* _Work instruction_
Answer these questions using the pignut text below.
(a) How tall does pignut grow?
(b) What lies a few inches under the soil at the base of the plant, and about how large is it?
(c) What plant, growing alongside pignut at Hinton Admiral, has poisonous bulbs?

* _Selected excerpt_
━━━━━━
Zuri, in 2200 BC, will have her own name for pignut. Our Latin name of Conopodium majus will mean nothing to her. If she used the Basque language of her ancestors then pignut translates as Txerri intxaur; quite a mouthful.
Recognising the Plant
Pignut can be recognised as a small white flower, usually in late April or May. It is a similar plant to the cow parsley but on a small scale, little more than a foot high. Its leaves are fernlike and difficult to find amongst all the other foliage. This is why the flower gives the plant away. When Shakespeare mentions ‘nutting’ in May, this is the plant he refers to, and it is not a ‘nut’. At the base of the plant, a few inches under the soil, is an edible corm. This is about the size of a walnut and can be ground down to make a form of flour. It is said to have saved whole communities from famine in the Middle Ages.
Modern Farming Destroys it!
What is remarkable is that the plant detests ploughing and artificial fertilisers, so we see little of it in fields today. Plant guidebooks will call it common, but that is not true. It exists in woodland and on field boundaries where the plough cannot reach, more so in hill country. I saw masses of it on the Cornish cliff slopes in 2018, mostly on NT land, where they recognise and cherish it.
Pigging on Pignut
Zuri’s people, as the first farmers, cleared woodland and unable to plough, would have seen it flourish in their new ‘pastures’. Perhaps they reserved it for pigs to grub up. That would have made a real mess of the pastures, so perhaps they ate it themselves, a nutritious food in the sparse springtime, and kept the meadows for the cows to graze.
The flower can be seen in these photographs of the exceptional wildflower meadows at Hinton Admiral, a house and grounds outside Christchurch. Take care! When it grows, as here, with bluebell, people get confused and eat the bluebell bulbs by mistake, and they are poisonous.
━━━━━━
* _Provided data_
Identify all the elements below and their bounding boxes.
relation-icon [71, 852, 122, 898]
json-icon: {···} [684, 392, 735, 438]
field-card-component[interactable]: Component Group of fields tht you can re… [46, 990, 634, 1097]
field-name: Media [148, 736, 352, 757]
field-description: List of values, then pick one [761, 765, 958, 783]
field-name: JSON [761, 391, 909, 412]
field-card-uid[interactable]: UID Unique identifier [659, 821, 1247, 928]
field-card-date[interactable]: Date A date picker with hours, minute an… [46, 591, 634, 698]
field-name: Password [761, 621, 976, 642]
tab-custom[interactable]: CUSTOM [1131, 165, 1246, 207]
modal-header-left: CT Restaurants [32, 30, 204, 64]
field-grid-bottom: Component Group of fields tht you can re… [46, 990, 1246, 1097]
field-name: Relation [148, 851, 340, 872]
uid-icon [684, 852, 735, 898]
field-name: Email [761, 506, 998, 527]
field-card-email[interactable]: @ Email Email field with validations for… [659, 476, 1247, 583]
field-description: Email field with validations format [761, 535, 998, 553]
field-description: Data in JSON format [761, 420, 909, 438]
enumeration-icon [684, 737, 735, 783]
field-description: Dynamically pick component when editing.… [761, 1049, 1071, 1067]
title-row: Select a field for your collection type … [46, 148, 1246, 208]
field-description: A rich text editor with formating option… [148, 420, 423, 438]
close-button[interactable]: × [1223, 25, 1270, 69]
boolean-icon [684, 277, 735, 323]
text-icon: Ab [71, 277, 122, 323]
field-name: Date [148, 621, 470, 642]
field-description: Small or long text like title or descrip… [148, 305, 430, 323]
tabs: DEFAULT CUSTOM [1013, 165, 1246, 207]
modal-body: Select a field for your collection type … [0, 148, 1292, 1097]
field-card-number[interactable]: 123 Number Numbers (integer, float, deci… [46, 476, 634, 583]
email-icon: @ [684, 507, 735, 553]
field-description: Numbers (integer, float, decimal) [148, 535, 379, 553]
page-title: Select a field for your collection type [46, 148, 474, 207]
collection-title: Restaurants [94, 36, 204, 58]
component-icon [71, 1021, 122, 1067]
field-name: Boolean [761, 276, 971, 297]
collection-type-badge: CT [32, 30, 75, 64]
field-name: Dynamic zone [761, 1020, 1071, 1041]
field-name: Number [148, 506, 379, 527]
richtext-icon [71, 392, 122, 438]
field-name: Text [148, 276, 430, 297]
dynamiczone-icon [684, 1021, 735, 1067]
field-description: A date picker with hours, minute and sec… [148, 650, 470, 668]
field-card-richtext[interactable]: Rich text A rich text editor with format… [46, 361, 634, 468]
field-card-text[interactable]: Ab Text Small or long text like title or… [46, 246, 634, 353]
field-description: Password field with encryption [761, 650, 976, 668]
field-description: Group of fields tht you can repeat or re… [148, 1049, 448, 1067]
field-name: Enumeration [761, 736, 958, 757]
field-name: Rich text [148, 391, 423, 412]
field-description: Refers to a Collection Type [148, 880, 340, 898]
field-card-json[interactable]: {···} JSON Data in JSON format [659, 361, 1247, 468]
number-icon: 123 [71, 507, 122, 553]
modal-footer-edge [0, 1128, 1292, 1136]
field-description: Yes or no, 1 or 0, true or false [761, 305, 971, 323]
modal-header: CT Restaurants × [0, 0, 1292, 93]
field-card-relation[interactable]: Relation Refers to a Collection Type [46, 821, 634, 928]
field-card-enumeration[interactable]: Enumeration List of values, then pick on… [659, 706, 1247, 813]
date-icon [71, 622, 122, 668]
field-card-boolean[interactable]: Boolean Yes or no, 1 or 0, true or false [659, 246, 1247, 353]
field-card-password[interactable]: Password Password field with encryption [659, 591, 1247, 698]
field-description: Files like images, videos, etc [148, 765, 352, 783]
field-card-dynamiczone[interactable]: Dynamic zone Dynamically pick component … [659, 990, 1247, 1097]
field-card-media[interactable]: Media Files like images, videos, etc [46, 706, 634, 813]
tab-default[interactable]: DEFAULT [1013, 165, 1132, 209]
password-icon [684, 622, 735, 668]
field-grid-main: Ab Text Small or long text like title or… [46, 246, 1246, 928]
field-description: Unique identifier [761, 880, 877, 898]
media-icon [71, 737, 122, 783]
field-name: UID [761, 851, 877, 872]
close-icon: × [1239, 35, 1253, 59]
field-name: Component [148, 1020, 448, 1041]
━━━━━━
* _Output of the exercise_
(a) Little more than a foot high.
(b) An edible corm, about the size of a walnut.
(c) Bluebell.